Short task: Skip the pictures and extract all of the lines exactly as written.

Figure collection entries:
::::::::::

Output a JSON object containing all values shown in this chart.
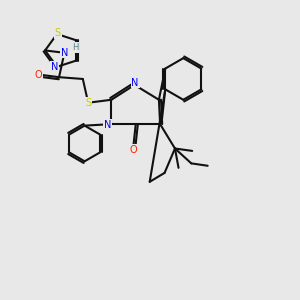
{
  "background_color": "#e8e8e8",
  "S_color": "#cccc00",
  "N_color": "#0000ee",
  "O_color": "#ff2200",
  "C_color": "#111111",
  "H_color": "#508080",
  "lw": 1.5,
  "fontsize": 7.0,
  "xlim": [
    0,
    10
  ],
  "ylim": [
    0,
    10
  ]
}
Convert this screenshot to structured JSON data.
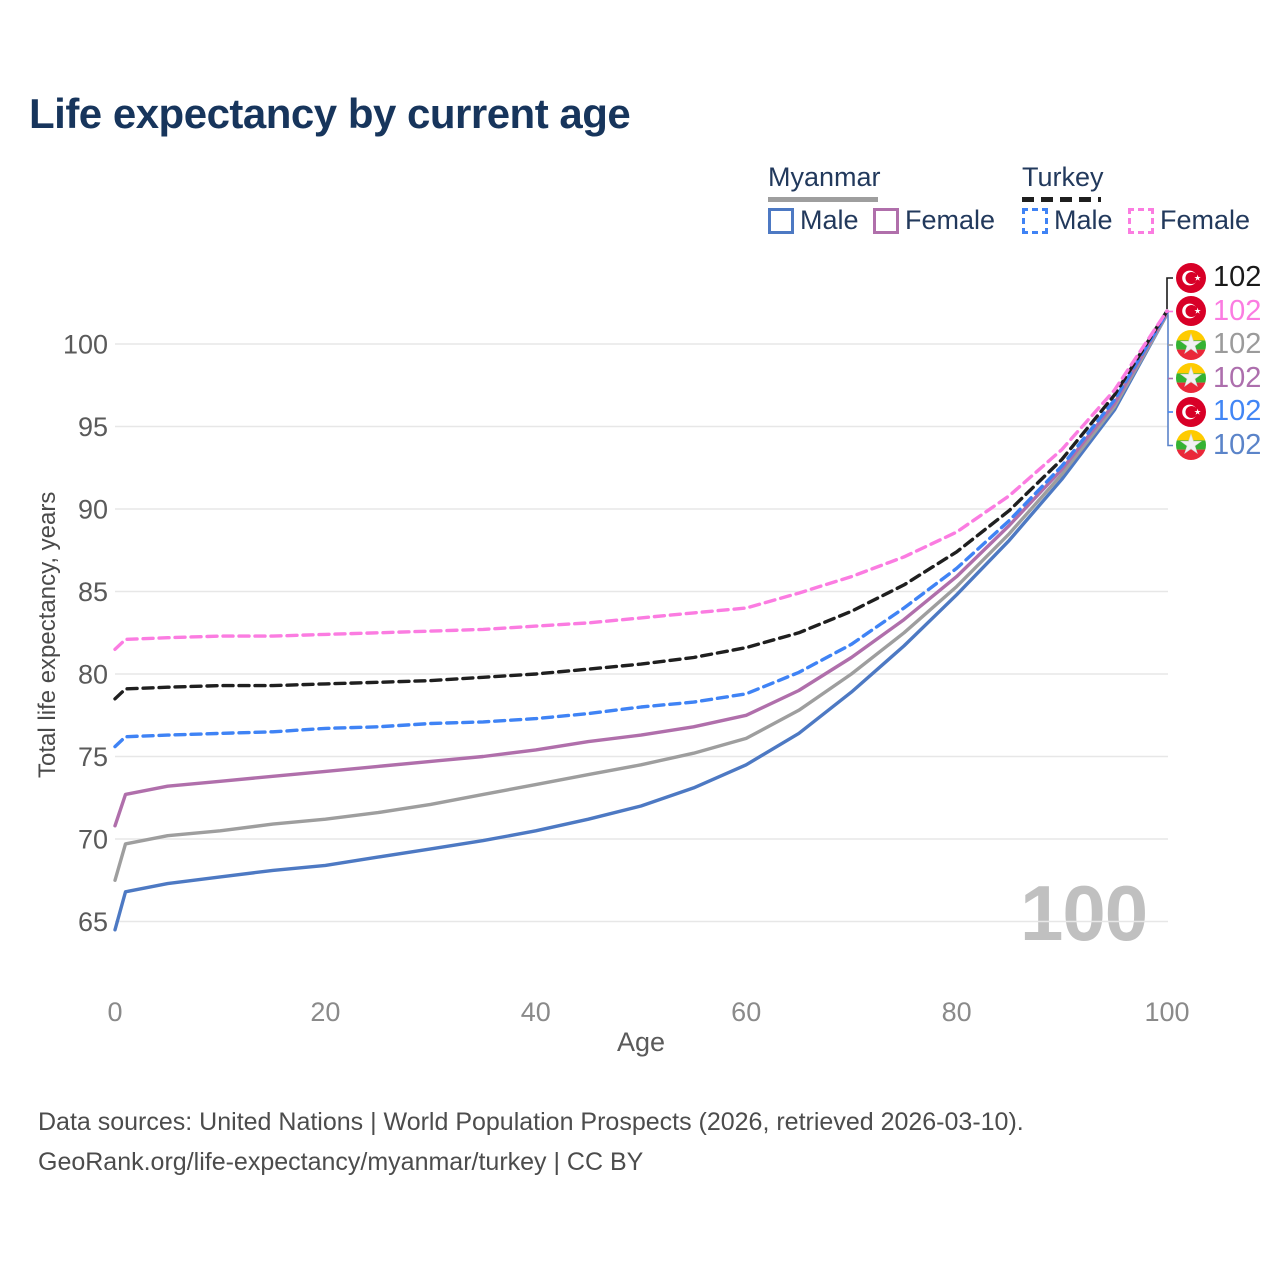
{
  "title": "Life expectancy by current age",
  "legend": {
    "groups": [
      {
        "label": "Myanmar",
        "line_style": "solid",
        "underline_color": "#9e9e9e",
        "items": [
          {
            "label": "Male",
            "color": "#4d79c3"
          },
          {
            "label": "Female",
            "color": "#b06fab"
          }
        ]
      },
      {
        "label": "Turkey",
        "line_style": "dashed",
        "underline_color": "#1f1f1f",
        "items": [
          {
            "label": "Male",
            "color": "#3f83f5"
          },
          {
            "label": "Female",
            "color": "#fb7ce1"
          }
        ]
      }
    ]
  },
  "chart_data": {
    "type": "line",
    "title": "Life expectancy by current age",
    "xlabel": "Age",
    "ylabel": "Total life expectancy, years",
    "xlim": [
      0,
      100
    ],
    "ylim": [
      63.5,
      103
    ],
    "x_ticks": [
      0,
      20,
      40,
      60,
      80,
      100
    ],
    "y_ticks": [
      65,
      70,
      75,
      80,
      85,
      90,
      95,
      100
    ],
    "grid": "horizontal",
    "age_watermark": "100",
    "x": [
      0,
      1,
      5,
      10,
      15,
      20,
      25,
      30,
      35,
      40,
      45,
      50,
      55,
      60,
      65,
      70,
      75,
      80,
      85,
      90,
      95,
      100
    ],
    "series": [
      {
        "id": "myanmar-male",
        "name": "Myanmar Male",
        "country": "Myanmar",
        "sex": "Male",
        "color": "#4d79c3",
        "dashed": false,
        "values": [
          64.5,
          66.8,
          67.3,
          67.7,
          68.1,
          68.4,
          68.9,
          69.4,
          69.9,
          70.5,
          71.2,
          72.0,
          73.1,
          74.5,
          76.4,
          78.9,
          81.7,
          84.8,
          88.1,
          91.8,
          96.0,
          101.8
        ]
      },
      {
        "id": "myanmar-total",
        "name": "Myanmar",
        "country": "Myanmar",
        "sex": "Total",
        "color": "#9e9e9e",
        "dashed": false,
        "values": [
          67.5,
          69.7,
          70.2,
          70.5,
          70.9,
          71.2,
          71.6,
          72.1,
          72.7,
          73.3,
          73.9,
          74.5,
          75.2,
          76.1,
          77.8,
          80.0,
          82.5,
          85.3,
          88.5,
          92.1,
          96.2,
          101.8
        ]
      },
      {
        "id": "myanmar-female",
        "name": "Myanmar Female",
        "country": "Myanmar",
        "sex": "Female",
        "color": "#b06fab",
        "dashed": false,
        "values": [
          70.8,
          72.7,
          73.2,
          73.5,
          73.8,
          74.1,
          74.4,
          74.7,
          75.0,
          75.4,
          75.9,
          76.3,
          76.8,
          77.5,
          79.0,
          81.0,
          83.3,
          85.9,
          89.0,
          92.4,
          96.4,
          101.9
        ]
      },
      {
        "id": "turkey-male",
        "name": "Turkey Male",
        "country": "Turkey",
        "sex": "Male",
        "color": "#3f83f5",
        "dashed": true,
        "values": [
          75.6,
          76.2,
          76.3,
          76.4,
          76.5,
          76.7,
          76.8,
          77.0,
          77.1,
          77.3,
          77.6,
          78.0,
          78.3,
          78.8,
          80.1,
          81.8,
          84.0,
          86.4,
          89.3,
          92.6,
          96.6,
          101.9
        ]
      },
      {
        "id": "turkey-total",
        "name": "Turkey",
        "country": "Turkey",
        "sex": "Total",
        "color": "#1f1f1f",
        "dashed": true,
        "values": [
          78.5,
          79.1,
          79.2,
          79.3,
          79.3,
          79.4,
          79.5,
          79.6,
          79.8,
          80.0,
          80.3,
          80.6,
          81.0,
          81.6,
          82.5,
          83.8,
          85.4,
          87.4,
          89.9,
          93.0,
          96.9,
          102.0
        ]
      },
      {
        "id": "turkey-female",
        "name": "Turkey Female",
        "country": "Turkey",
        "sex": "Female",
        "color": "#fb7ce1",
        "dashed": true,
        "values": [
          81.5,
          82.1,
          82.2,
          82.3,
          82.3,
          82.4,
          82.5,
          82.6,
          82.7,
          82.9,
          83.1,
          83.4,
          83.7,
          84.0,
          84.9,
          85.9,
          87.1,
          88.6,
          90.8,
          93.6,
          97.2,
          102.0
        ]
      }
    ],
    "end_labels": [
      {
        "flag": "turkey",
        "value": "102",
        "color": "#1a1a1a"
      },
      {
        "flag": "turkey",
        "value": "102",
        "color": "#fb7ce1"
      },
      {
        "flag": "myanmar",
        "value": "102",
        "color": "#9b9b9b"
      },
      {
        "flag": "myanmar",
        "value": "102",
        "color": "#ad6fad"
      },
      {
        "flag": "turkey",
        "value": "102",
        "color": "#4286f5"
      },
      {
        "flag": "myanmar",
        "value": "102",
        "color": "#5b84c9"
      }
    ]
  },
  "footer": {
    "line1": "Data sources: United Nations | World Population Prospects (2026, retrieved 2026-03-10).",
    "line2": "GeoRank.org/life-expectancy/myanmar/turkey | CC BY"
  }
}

::::::::::

Finished answer:
Output a JSON object containing all values shown in this chart.
{
  "background_color": "#e8e8e8",
  "S_color": "#cccc00",
  "N_color": "#0000ee",
  "O_color": "#ff2200",
  "C_color": "#111111",
  "H_color": "#508080",
  "lw": 1.5,
  "fontsize": 7.0,
  "xlim": [
    0,
    10
  ],
  "ylim": [
    0,
    10
  ]
}
Convert this screenshot to structured JSON data.
{
  "title": "Life expectancy by current age",
  "legend": {
    "groups": [
      {
        "label": "Myanmar",
        "line_style": "solid",
        "underline_color": "#9e9e9e",
        "items": [
          {
            "label": "Male",
            "color": "#4d79c3"
          },
          {
            "label": "Female",
            "color": "#b06fab"
          }
        ]
      },
      {
        "label": "Turkey",
        "line_style": "dashed",
        "underline_color": "#1f1f1f",
        "items": [
          {
            "label": "Male",
            "color": "#3f83f5"
          },
          {
            "label": "Female",
            "color": "#fb7ce1"
          }
        ]
      }
    ]
  },
  "chart_data": {
    "type": "line",
    "title": "Life expectancy by current age",
    "xlabel": "Age",
    "ylabel": "Total life expectancy, years",
    "xlim": [
      0,
      100
    ],
    "ylim": [
      63.5,
      103
    ],
    "x_ticks": [
      0,
      20,
      40,
      60,
      80,
      100
    ],
    "y_ticks": [
      65,
      70,
      75,
      80,
      85,
      90,
      95,
      100
    ],
    "grid": "horizontal",
    "age_watermark": "100",
    "x": [
      0,
      1,
      5,
      10,
      15,
      20,
      25,
      30,
      35,
      40,
      45,
      50,
      55,
      60,
      65,
      70,
      75,
      80,
      85,
      90,
      95,
      100
    ],
    "series": [
      {
        "id": "myanmar-male",
        "name": "Myanmar Male",
        "country": "Myanmar",
        "sex": "Male",
        "color": "#4d79c3",
        "dashed": false,
        "values": [
          64.5,
          66.8,
          67.3,
          67.7,
          68.1,
          68.4,
          68.9,
          69.4,
          69.9,
          70.5,
          71.2,
          72.0,
          73.1,
          74.5,
          76.4,
          78.9,
          81.7,
          84.8,
          88.1,
          91.8,
          96.0,
          101.8
        ]
      },
      {
        "id": "myanmar-total",
        "name": "Myanmar",
        "country": "Myanmar",
        "sex": "Total",
        "color": "#9e9e9e",
        "dashed": false,
        "values": [
          67.5,
          69.7,
          70.2,
          70.5,
          70.9,
          71.2,
          71.6,
          72.1,
          72.7,
          73.3,
          73.9,
          74.5,
          75.2,
          76.1,
          77.8,
          80.0,
          82.5,
          85.3,
          88.5,
          92.1,
          96.2,
          101.8
        ]
      },
      {
        "id": "myanmar-female",
        "name": "Myanmar Female",
        "country": "Myanmar",
        "sex": "Female",
        "color": "#b06fab",
        "dashed": false,
        "values": [
          70.8,
          72.7,
          73.2,
          73.5,
          73.8,
          74.1,
          74.4,
          74.7,
          75.0,
          75.4,
          75.9,
          76.3,
          76.8,
          77.5,
          79.0,
          81.0,
          83.3,
          85.9,
          89.0,
          92.4,
          96.4,
          101.9
        ]
      },
      {
        "id": "turkey-male",
        "name": "Turkey Male",
        "country": "Turkey",
        "sex": "Male",
        "color": "#3f83f5",
        "dashed": true,
        "values": [
          75.6,
          76.2,
          76.3,
          76.4,
          76.5,
          76.7,
          76.8,
          77.0,
          77.1,
          77.3,
          77.6,
          78.0,
          78.3,
          78.8,
          80.1,
          81.8,
          84.0,
          86.4,
          89.3,
          92.6,
          96.6,
          101.9
        ]
      },
      {
        "id": "turkey-total",
        "name": "Turkey",
        "country": "Turkey",
        "sex": "Total",
        "color": "#1f1f1f",
        "dashed": true,
        "values": [
          78.5,
          79.1,
          79.2,
          79.3,
          79.3,
          79.4,
          79.5,
          79.6,
          79.8,
          80.0,
          80.3,
          80.6,
          81.0,
          81.6,
          82.5,
          83.8,
          85.4,
          87.4,
          89.9,
          93.0,
          96.9,
          102.0
        ]
      },
      {
        "id": "turkey-female",
        "name": "Turkey Female",
        "country": "Turkey",
        "sex": "Female",
        "color": "#fb7ce1",
        "dashed": true,
        "values": [
          81.5,
          82.1,
          82.2,
          82.3,
          82.3,
          82.4,
          82.5,
          82.6,
          82.7,
          82.9,
          83.1,
          83.4,
          83.7,
          84.0,
          84.9,
          85.9,
          87.1,
          88.6,
          90.8,
          93.6,
          97.2,
          102.0
        ]
      }
    ],
    "end_labels": [
      {
        "flag": "turkey",
        "value": "102",
        "color": "#1a1a1a"
      },
      {
        "flag": "turkey",
        "value": "102",
        "color": "#fb7ce1"
      },
      {
        "flag": "myanmar",
        "value": "102",
        "color": "#9b9b9b"
      },
      {
        "flag": "myanmar",
        "value": "102",
        "color": "#ad6fad"
      },
      {
        "flag": "turkey",
        "value": "102",
        "color": "#4286f5"
      },
      {
        "flag": "myanmar",
        "value": "102",
        "color": "#5b84c9"
      }
    ]
  },
  "footer": {
    "line1": "Data sources: United Nations | World Population Prospects (2026, retrieved 2026-03-10).",
    "line2": "GeoRank.org/life-expectancy/myanmar/turkey | CC BY"
  }
}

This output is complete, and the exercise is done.